» **WHAT TO WORK ON**
Return every line of the material exactly.

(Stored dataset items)
▼

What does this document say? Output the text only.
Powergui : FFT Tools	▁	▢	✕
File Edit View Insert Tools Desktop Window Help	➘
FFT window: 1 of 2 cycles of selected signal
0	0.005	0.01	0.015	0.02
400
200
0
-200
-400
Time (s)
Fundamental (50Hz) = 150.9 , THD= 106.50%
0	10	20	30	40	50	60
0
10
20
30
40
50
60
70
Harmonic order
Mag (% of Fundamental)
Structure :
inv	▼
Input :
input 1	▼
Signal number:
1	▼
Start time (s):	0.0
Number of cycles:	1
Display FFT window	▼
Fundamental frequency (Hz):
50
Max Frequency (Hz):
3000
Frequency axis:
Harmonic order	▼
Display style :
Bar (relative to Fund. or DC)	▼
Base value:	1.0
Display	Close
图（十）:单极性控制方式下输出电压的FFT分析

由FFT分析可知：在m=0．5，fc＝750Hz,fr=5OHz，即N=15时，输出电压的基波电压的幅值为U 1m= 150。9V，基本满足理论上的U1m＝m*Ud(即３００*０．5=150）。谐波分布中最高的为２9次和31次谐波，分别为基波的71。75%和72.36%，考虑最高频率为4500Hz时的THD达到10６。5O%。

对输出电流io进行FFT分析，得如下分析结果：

▲

» **SOLUTION TO THIS PROBLEM**
What does this document say? Output the text only.
Powergui : FFT Tools	▁	▢	✕
File Edit View Insert Tools Desktop Window Help	➘
FFT window: 1 of 2 cycles of selected signal
0	0.005	0.01	0.015	0.02
400
200
0
-200
-400
Time (s)
Fundamental (50Hz) = 150.9 , THD= 106.50%
0	10	20	30	40	50	60
0
10
20
30
40
50
60
70
Harmonic order
Mag (% of Fundamental)
Structure :
inv	▼
Input :
input 1	▼
Signal number:
1	▼
Start time (s):	0.0
Number of cycles:	1
Display FFT window	▼
Fundamental frequency (Hz):
50
Max Frequency (Hz):
3000
Frequency axis:
Harmonic order	▼
Display style :
Bar (relative to Fund. or DC)	▼
Base value:	1.0
Display	Close
图（十）:单极性控制方式下输出电压的FFT分析

由FFT分析可知：在m=0．5，fc＝750Hz,fr=5OHz，即N=15时，输出电压的基波电压的幅值为U 1m= 150。9V，基本满足理论上的U1m＝m*Ud(即３００*０．5=150）。谐波分布中最高的为２9次和31次谐波，分别为基波的71。75%和72.36%，考虑最高频率为4500Hz时的THD达到10６。5O%。

对输出电流io进行FFT分析，得如下分析结果：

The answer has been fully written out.